- **Materials provided**:

* * * *

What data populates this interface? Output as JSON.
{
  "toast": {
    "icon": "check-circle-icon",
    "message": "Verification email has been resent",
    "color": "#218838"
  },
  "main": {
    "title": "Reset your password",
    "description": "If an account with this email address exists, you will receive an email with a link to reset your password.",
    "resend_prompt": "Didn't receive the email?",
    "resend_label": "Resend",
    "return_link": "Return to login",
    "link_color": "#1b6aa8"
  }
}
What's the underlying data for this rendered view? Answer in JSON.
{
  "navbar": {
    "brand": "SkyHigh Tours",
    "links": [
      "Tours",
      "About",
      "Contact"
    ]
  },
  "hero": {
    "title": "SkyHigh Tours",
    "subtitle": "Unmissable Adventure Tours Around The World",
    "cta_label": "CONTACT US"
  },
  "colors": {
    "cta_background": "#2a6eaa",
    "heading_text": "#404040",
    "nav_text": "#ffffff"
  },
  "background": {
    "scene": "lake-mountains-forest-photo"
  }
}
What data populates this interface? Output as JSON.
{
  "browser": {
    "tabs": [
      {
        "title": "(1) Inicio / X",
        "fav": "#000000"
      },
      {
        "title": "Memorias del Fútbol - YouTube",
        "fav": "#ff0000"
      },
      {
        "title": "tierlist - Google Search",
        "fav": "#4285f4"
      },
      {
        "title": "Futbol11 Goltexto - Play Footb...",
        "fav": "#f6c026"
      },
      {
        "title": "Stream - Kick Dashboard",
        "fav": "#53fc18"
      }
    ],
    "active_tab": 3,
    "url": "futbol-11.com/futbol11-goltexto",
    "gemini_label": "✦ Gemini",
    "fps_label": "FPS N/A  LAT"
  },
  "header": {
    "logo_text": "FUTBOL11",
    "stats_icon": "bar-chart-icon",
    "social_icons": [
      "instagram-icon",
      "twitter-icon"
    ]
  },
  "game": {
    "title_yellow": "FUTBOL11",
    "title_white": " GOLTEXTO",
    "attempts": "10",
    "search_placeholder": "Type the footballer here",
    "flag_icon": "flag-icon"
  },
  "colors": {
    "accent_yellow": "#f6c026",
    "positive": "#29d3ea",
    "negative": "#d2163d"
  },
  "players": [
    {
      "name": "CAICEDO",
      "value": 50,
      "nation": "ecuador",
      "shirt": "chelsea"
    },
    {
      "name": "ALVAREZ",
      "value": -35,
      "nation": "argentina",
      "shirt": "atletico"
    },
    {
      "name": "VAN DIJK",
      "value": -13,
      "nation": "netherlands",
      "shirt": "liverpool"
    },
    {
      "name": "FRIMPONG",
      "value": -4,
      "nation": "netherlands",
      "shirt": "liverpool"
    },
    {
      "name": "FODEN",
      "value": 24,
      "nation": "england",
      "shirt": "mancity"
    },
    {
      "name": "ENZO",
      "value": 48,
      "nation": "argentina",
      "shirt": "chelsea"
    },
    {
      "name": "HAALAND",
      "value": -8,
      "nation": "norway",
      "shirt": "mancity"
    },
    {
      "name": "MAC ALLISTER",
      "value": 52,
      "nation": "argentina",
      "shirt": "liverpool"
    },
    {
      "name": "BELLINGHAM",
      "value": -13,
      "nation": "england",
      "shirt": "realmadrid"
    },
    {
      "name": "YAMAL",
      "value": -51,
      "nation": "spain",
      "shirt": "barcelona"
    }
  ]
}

* * * *

- **Do this**:
Read the entries above, then pull out the lines that include "password".

- **Output for this task**:
    "title": "Reset your password",
    "description": "If an account with this email address exists, you will receive an email with a link to reset your password.",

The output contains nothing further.